======== LISTED RECORDS
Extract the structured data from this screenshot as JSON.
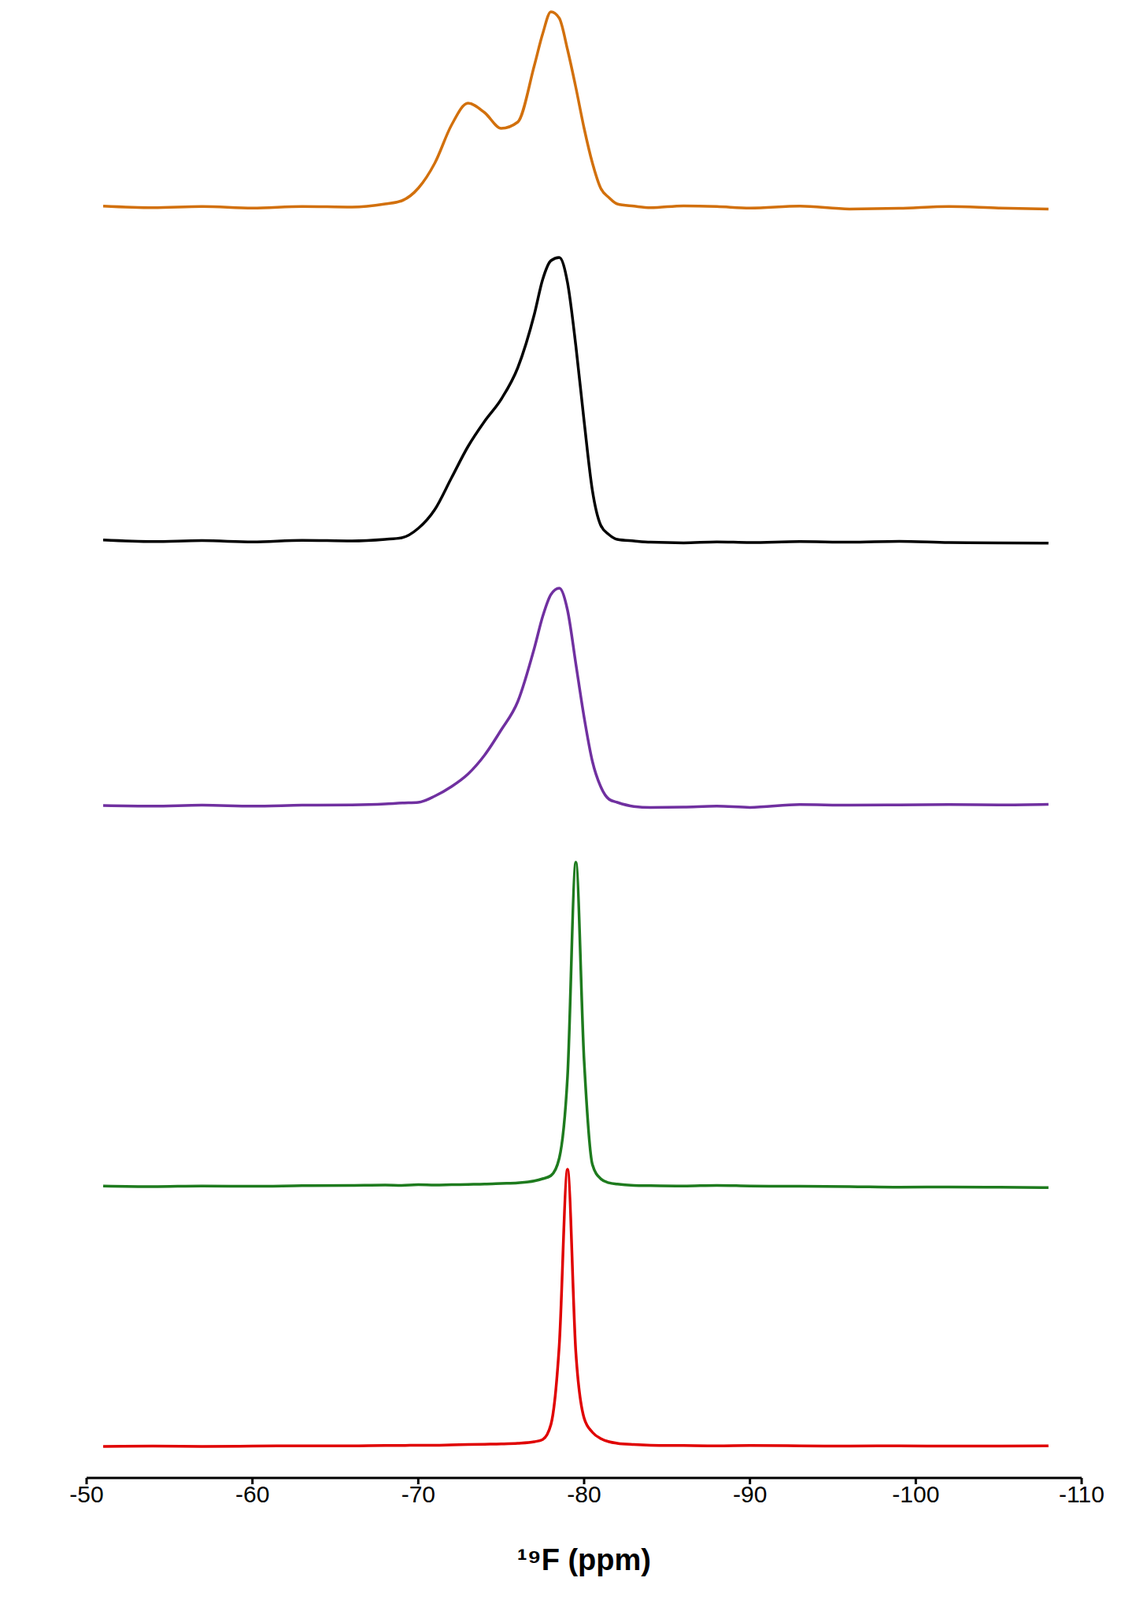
{
  "chart_data": {
    "type": "line",
    "xlabel": "¹⁹F (ppm)",
    "xlim": [
      -50,
      -110
    ],
    "xticks": [
      -50,
      -60,
      -70,
      -80,
      -90,
      -100,
      -110
    ],
    "ylim": [
      -0.1,
      1.1
    ],
    "tick_labels": "x",
    "grid": false,
    "x": [
      -51,
      -54,
      -57,
      -60,
      -63,
      -66,
      -68,
      -69,
      -70,
      -71,
      -72,
      -73,
      -74,
      -75,
      -76,
      -77,
      -77.5,
      -78,
      -78.5,
      -79,
      -79.5,
      -80,
      -80.5,
      -81,
      -81.5,
      -82,
      -83,
      -84,
      -86,
      -88,
      -90,
      -93,
      -96,
      -99,
      -102,
      -105,
      -108
    ],
    "series": [
      {
        "color": "#d2700c",
        "values": [
          0.003,
          -0.002,
          0.002,
          -0.003,
          0.002,
          0,
          0.01,
          0.02,
          0.06,
          0.14,
          0.26,
          0.33,
          0.3,
          0.25,
          0.27,
          0.45,
          0.55,
          0.62,
          0.6,
          0.5,
          0.38,
          0.25,
          0.14,
          0.06,
          0.03,
          0.01,
          0.003,
          -0.002,
          0.004,
          0.002,
          -0.003,
          0.003,
          -0.006,
          -0.004,
          0.002,
          -0.003,
          -0.006
        ]
      },
      {
        "color": "#000000",
        "values": [
          0.003,
          -0.002,
          0.001,
          -0.003,
          0.002,
          0,
          0.005,
          0.01,
          0.04,
          0.1,
          0.2,
          0.3,
          0.38,
          0.45,
          0.55,
          0.72,
          0.83,
          0.89,
          0.9,
          0.82,
          0.62,
          0.38,
          0.16,
          0.05,
          0.02,
          0.005,
          0,
          -0.004,
          -0.006,
          -0.003,
          -0.005,
          -0.002,
          -0.004,
          -0.001,
          -0.005,
          -0.006,
          -0.007
        ]
      },
      {
        "color": "#7030a0",
        "values": [
          0,
          -0.002,
          0.001,
          -0.002,
          0.001,
          0.002,
          0.005,
          0.008,
          0.01,
          0.03,
          0.06,
          0.1,
          0.16,
          0.24,
          0.33,
          0.5,
          0.6,
          0.67,
          0.69,
          0.62,
          0.45,
          0.28,
          0.14,
          0.06,
          0.02,
          0.01,
          -0.003,
          -0.006,
          -0.005,
          -0.002,
          -0.006,
          0.003,
          0.001,
          0.002,
          0.003,
          0.002,
          0.004
        ]
      },
      {
        "color": "#1e7b1e",
        "values": [
          0.002,
          0,
          0.002,
          0.001,
          0.003,
          0.004,
          0.005,
          0.004,
          0.006,
          0.005,
          0.006,
          0.007,
          0.008,
          0.01,
          0.012,
          0.018,
          0.025,
          0.035,
          0.09,
          0.35,
          1.03,
          0.4,
          0.07,
          0.025,
          0.012,
          0.008,
          0.004,
          0.003,
          0.002,
          0.004,
          0.002,
          0.001,
          0,
          -0.002,
          -0.001,
          -0.002,
          -0.003
        ]
      },
      {
        "color": "#e00000",
        "values": [
          0,
          0.001,
          0,
          0.001,
          0.002,
          0.002,
          0.003,
          0.003,
          0.004,
          0.004,
          0.005,
          0.006,
          0.007,
          0.008,
          0.01,
          0.015,
          0.022,
          0.07,
          0.32,
          0.88,
          0.3,
          0.09,
          0.045,
          0.025,
          0.015,
          0.01,
          0.006,
          0.004,
          0.003,
          0.002,
          0.003,
          0.002,
          0.001,
          0.002,
          0.001,
          0.001,
          0.002
        ]
      }
    ]
  }
}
================
From the entries above, extract every line where the word "color" appears.

        "color": "#d2700c",
        "color": "#000000",
        "color": "#7030a0",
        "color": "#1e7b1e",
        "color": "#e00000",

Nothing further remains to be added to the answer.